[Dixielandjazz] Comfort Food Jazz

Stephen G Barbone barbonestreet at earthlink.net
Thu May 13 08:12:06 PDT 2010


Maybe we should be playing more Rodgers & Hammerstein?

Cheers,
Steve Barbone
www.myspace.com/barbonestreetjazzband

May 11, 2010 - NY Times - by Stuart Elliott
Serving Up Musical Comfort Food

MADISON AVENUE is alive with the sound of “The Sound of Music” — and  
other mainstay musicals like “Carousel,” “The King and I,” “Oklahoma”  
and “South Pacific” — as more than a dozen marketers use songs by  
Richard Rodgers and Oscar Hammerstein II in commercials.
The rival packaged-goods giants Procter & Gamble and Unilever seldom  
agree on anything, but they are harmoniously singing the praises of  
Rodgers and Hammerstein.

Procter ran a commercial during the Vancouver Winter Olympics that  
used “You’ll Never Walk Alone” from “Carousel,” while the Dove line of  
hair-care products sold by Unilever is using “My Favorite Things” from  
“The Sound of Music” for a television and online campaign that  
features Lea Michele of the hit series “Glee.”

What is asked: Rewrite the passage of the article on Rodgers and Hammerstein songs in commercials from "MADISON AVENUE is" up to and including "II in commercials.", substituting "advertisers" for "marketers".

Information given:
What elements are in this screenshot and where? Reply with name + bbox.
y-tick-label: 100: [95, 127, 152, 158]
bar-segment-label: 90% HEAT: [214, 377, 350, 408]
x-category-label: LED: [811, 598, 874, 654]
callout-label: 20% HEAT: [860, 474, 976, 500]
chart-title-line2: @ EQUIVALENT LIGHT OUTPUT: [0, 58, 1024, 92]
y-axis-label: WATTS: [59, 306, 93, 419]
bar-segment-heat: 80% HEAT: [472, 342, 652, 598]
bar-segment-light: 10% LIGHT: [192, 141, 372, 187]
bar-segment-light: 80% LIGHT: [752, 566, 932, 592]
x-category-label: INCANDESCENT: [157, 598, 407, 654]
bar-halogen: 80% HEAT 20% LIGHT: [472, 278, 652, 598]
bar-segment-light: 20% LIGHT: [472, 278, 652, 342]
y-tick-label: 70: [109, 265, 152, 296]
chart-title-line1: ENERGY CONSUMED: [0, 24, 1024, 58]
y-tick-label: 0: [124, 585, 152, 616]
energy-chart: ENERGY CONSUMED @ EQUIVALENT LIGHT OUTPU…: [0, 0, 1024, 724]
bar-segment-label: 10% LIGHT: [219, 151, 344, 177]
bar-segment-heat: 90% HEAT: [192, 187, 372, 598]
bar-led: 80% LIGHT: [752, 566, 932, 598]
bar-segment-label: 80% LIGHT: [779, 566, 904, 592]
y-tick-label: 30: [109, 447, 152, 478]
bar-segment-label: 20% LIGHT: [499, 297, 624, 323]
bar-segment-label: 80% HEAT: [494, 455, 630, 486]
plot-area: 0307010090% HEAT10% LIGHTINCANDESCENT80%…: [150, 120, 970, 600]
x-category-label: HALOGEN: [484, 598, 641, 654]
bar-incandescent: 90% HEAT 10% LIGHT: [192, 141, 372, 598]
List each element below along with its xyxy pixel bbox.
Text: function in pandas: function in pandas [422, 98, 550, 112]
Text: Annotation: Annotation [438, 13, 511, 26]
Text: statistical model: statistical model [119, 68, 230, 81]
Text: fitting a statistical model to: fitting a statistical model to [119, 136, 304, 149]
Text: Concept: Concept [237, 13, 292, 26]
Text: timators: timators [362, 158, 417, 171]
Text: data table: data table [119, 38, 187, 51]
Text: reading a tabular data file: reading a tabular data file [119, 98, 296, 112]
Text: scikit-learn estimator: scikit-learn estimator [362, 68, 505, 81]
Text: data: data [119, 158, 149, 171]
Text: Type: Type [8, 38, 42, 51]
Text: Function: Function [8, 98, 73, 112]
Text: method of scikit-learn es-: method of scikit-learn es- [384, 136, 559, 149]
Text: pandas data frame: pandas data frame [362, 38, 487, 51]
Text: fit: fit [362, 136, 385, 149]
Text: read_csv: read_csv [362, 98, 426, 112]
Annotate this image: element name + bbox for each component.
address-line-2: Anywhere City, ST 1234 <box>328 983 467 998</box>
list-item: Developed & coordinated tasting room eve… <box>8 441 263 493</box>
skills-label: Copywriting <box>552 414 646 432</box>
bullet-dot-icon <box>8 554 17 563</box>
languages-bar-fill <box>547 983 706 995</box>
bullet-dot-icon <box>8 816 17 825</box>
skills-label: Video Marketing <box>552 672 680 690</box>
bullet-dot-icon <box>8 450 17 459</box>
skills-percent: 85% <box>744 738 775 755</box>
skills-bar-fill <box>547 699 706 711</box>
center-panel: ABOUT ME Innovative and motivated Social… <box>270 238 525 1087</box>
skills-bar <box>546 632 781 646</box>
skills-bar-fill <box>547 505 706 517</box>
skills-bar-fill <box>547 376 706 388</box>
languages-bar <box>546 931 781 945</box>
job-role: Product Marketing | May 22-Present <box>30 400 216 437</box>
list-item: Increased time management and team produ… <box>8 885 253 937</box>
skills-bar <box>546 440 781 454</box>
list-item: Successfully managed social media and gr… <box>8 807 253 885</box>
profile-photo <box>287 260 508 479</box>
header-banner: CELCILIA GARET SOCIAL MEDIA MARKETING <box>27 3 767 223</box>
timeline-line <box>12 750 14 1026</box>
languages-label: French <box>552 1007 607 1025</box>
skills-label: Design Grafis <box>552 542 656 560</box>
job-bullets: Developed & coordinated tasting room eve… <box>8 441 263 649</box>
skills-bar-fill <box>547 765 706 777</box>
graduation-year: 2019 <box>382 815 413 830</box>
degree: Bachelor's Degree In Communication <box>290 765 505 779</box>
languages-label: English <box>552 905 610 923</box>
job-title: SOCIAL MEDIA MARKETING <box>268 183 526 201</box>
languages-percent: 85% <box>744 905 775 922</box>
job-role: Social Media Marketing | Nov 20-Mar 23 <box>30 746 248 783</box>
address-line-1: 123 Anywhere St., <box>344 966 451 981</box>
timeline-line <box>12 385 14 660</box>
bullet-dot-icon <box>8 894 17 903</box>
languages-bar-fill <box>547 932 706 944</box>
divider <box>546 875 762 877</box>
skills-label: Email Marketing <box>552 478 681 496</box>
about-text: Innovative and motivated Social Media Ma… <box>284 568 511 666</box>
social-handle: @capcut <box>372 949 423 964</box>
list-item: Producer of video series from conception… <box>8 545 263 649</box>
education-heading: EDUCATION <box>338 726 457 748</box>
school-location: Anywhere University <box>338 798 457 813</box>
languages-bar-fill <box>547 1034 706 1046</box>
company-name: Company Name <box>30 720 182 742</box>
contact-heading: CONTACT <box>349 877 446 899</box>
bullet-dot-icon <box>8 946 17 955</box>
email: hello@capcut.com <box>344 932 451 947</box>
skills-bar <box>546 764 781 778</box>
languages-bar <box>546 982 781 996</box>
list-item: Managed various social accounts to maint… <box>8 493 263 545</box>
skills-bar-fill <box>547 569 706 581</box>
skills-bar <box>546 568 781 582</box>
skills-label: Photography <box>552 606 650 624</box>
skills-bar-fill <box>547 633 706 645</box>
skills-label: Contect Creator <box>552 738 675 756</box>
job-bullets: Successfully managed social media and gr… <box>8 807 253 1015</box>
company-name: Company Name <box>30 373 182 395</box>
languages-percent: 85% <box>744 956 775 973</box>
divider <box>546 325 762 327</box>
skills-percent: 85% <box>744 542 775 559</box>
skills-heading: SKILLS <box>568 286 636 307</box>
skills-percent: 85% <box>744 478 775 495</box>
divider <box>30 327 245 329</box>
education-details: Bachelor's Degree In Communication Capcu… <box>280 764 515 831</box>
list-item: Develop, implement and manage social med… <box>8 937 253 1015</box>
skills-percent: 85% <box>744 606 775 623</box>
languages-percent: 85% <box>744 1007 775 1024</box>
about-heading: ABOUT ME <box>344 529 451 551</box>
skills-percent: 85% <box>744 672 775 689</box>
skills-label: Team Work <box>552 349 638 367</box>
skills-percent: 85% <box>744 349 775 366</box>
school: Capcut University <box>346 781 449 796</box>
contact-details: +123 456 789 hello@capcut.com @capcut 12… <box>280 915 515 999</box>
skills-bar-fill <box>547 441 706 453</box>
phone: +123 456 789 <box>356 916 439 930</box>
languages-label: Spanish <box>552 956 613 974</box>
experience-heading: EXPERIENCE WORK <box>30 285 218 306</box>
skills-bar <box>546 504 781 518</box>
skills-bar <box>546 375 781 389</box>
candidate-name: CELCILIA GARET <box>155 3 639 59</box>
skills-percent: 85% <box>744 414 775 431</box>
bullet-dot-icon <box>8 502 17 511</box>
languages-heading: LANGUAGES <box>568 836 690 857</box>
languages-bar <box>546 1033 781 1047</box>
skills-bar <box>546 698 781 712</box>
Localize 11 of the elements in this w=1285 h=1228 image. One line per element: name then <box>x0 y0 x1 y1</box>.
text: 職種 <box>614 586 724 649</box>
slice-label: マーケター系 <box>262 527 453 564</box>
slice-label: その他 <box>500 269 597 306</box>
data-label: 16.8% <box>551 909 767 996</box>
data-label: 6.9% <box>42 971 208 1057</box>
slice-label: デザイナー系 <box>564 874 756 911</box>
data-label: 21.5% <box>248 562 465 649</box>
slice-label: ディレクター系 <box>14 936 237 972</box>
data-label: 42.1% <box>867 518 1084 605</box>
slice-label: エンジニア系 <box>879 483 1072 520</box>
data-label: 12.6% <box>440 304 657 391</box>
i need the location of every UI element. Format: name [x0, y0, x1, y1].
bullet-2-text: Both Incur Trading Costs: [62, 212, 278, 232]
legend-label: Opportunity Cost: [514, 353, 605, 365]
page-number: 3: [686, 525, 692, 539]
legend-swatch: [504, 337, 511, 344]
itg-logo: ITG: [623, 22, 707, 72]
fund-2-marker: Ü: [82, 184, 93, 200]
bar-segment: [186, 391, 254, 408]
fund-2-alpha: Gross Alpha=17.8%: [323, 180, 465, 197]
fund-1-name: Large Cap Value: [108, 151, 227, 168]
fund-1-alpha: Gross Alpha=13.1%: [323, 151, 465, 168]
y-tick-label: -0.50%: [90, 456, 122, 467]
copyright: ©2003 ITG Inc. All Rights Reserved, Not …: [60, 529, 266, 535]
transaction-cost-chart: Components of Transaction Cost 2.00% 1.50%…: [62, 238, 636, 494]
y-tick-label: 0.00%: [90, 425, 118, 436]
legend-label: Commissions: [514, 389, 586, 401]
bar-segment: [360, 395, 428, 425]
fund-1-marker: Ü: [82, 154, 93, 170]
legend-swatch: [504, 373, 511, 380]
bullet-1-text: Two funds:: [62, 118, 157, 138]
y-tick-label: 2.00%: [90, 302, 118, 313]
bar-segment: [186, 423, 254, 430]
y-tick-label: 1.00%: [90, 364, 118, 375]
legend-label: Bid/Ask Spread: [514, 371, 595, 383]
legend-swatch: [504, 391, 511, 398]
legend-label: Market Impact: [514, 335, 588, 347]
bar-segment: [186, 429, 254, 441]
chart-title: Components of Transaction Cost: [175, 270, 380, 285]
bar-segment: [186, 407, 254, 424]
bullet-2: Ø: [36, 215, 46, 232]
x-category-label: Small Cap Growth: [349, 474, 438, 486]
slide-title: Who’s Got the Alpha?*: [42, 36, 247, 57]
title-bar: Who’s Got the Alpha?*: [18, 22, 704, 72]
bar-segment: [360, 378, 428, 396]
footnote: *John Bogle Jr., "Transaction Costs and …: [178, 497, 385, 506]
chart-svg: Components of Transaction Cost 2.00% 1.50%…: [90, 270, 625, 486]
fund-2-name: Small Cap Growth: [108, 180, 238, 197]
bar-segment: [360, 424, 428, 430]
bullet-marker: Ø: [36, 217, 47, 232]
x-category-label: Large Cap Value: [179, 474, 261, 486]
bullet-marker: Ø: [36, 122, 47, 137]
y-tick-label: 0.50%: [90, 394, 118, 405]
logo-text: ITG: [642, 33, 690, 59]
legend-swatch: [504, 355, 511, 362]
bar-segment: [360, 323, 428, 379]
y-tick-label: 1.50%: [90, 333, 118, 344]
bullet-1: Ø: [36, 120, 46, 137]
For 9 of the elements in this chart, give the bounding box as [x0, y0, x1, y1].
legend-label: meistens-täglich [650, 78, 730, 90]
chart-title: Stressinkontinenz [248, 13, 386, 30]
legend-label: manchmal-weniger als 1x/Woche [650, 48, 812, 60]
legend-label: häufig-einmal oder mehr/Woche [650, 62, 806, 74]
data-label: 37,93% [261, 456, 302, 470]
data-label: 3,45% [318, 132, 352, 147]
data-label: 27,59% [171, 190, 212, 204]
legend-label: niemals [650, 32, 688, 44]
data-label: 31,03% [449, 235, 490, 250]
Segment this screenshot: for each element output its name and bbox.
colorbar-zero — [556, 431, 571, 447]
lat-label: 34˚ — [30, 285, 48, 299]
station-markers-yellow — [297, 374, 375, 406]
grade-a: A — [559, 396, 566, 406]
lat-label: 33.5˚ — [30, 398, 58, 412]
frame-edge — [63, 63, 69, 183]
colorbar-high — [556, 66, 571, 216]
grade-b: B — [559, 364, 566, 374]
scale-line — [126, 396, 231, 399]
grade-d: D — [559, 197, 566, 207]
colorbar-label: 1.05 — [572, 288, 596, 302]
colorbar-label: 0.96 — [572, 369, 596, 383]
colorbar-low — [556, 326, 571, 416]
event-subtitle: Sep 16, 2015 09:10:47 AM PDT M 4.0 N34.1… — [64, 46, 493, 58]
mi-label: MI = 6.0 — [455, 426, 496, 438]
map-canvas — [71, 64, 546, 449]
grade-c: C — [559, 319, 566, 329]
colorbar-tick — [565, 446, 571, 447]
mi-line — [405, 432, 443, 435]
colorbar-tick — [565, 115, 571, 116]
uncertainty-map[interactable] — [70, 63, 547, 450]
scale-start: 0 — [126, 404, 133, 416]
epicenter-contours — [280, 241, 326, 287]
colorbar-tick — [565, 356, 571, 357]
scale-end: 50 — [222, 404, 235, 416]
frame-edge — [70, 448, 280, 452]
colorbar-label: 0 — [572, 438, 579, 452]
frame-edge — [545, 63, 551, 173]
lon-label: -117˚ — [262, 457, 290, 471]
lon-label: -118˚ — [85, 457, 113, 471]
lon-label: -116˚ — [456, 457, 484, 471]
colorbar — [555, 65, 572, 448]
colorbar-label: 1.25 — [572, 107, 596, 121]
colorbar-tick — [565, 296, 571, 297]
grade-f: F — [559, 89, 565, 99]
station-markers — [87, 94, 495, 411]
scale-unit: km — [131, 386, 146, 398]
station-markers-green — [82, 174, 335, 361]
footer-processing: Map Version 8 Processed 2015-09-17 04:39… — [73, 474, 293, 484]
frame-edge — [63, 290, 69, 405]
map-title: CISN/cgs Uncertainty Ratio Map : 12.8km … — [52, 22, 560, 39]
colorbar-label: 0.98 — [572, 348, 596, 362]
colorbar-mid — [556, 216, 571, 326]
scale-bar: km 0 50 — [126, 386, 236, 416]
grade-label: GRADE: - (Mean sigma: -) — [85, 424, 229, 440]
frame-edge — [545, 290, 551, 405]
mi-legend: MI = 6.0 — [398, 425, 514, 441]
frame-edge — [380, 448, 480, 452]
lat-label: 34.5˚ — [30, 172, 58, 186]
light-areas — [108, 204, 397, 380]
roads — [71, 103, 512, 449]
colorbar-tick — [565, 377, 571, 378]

Solution:
MADISON AVENUE is alive with the sound of “The Sound of Music” — and  
other mainstay musicals like “Carousel,” “The King and I,” “Oklahoma”  
and “South Pacific” — as more than a dozen advertisers use songs by  
Richard Rodgers and Oscar Hammerstein II in commercials.